_Data records_.
· · · · · · ·

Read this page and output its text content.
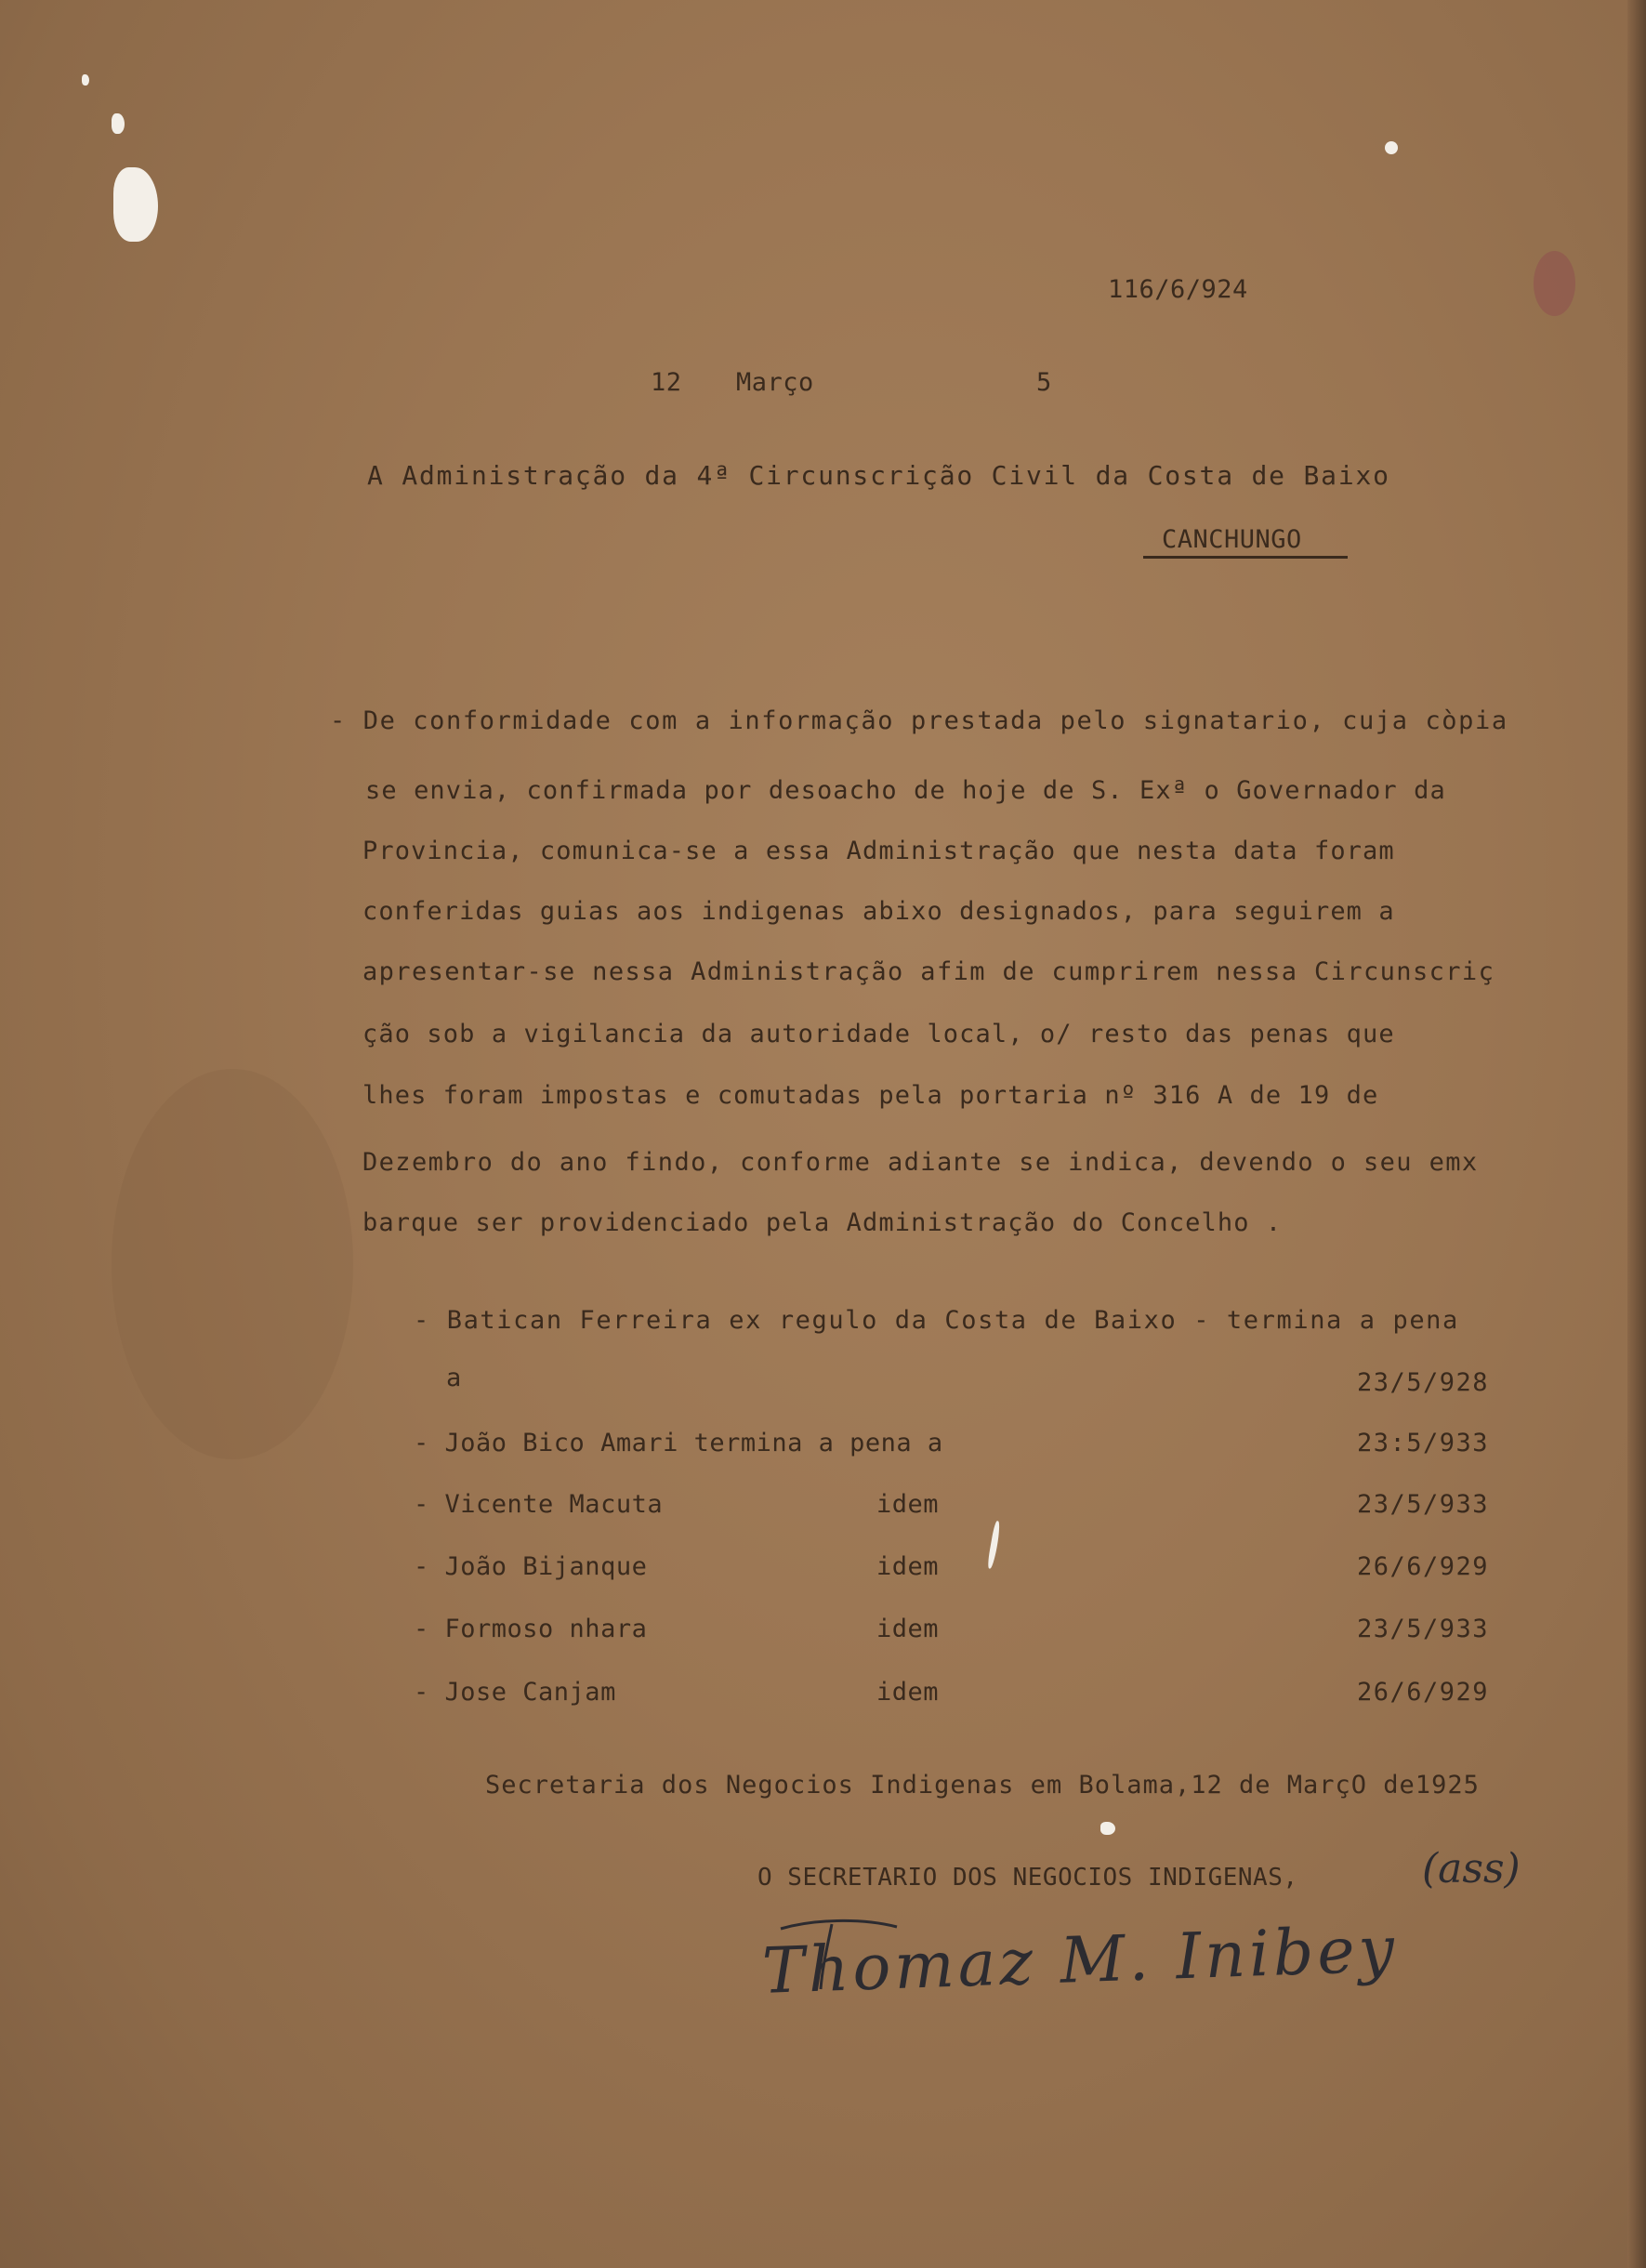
116/6/924
12 Março	5
A Administração da 4ª Circunscrição Civil da Costa de Baixo
CANCHUNGO
- De conformidade com a informação prestada pelo signatario, cuja còpia
se envia, confirmada por desoacho de hoje de S. Exª o Governador da
Provincia, comunica-se a essa Administração que nesta data foram
conferidas guias aos indigenas abixo designados, para seguirem a
apresentar-se nessa Administração afim de cumprirem nessa Circunscriç
ção sob a vigilancia da autoridade local, o/ resto das penas que
lhes foram impostas e comutadas pela portaria nº 316 A de 19 de
Dezembro do ano findo, conforme adiante se indica, devendo o seu emx
barque ser providenciado pela Administração do Concelho .
- Batican Ferreira ex regulo da Costa de Baixo - termina a pena
a	23/5/928
- João Bico Amari termina a pena a	23:5/933
- Vicente Macuta	idem	23/5/933
- João Bijanque	idem	26/6/929
- Formoso nhara	idem	23/5/933
- Jose Canjam	idem	26/6/929
Secretaria dos Negocios Indigenas em Bolama,12 de MarçO de1925
O SECRETARIO DOS NEGOCIOS INDIGENAS,	(ass)
Thomaz M. Inibey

· · · · · · ·

_Your instructions_. In the entries above, how many lines hold the word "foram"? State the number and nothing else.

_Correct response_. 2